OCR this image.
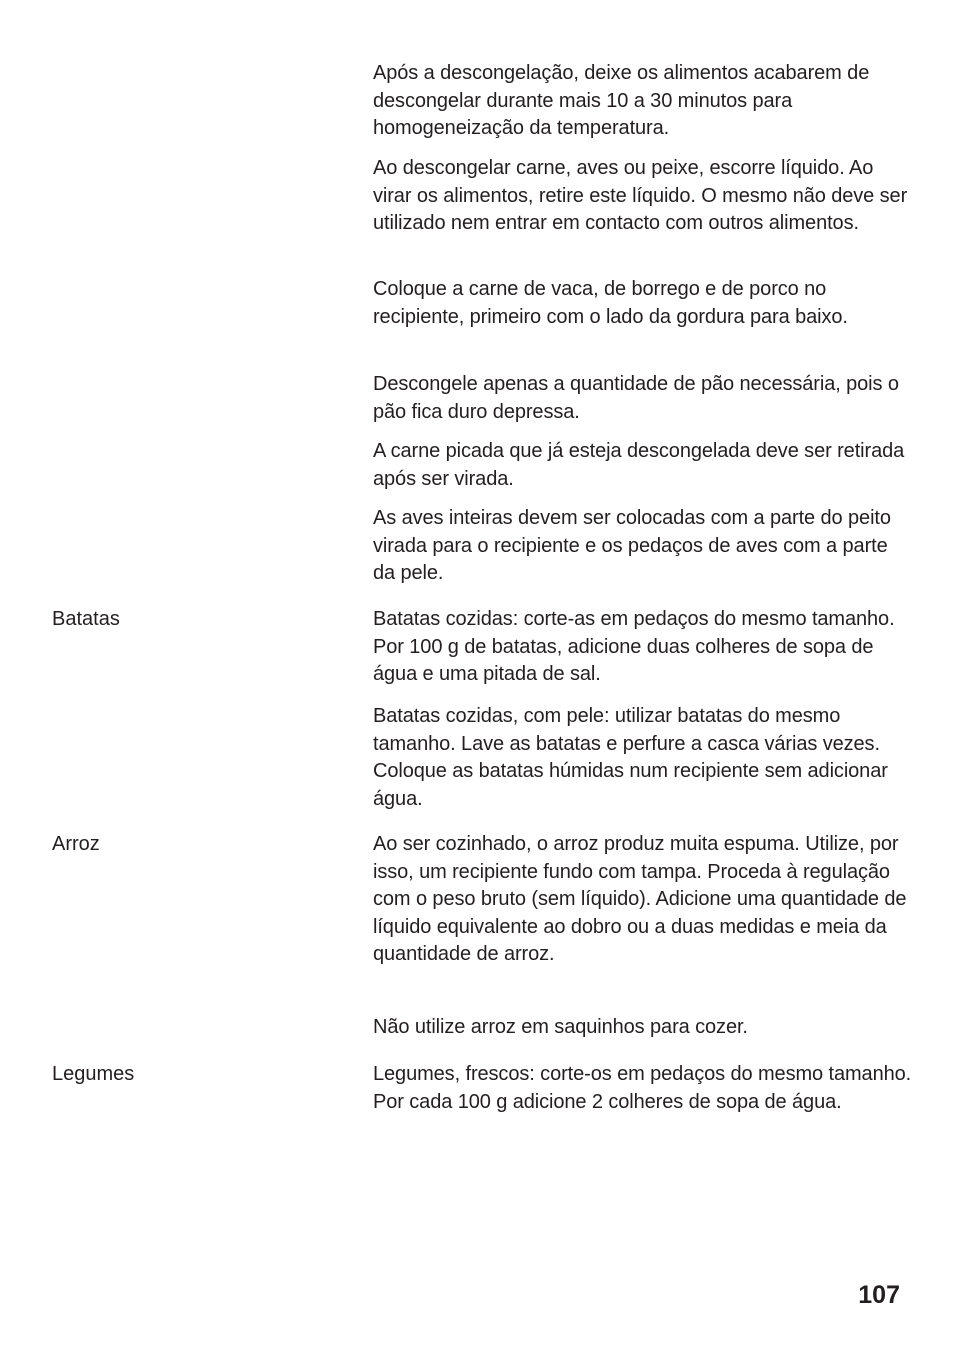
Após a descongelação, deixe os alimentos acabarem de descongelar durante mais 10 a 30 minutos para homogeneização da temperatura.

Ao descongelar carne, aves ou peixe, escorre líquido. Ao virar os alimentos, retire este líquido. O mesmo não deve ser utilizado nem entrar em contacto com outros alimentos.

Coloque a carne de vaca, de borrego e de porco no recipiente, primeiro com o lado da gordura para baixo.

Descongele apenas a quantidade de pão necessária, pois o pão fica duro depressa.

A carne picada que já esteja descongelada deve ser retirada após ser virada.

As aves inteiras devem ser colocadas com a parte do peito virada para o recipiente e os pedaços de aves com a parte da pele.

Batatas	Batatas cozidas: corte-as em pedaços do mesmo tamanho. Por 100 g de batatas, adicione duas colheres de sopa de água e uma pitada de sal.

Batatas cozidas, com pele: utilizar batatas do mesmo tamanho. Lave as batatas e perfure a casca várias vezes. Coloque as batatas húmidas num recipiente sem adicionar água.

Arroz	Ao ser cozinhado, o arroz produz muita espuma. Utilize, por isso, um recipiente fundo com tampa. Proceda à regulação com o peso bruto (sem líquido). Adicione uma quantidade de líquido equivalente ao dobro ou a duas medidas e meia da quantidade de arroz.

Não utilize arroz em saquinhos para cozer.

Legumes	Legumes, frescos: corte-os em pedaços do mesmo tamanho. Por cada 100 g adicione 2 colheres de sopa de água.

107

§ **WRITTEN EXERCISE**:
In the entries above, locate every line with the word "pedaços" and copy it.

§ **ANSWER TO THE TASK**:
As aves inteiras devem ser colocadas com a parte do peito virada para o recipiente e os pedaços de aves com a parte da pele.
Batatas	Batatas cozidas: corte-as em pedaços do mesmo tamanho. Por 100 g de batatas, adicione duas colheres de sopa de água e uma pitada de sal.
Legumes	Legumes, frescos: corte-os em pedaços do mesmo tamanho. Por cada 100 g adicione 2 colheres de sopa de água.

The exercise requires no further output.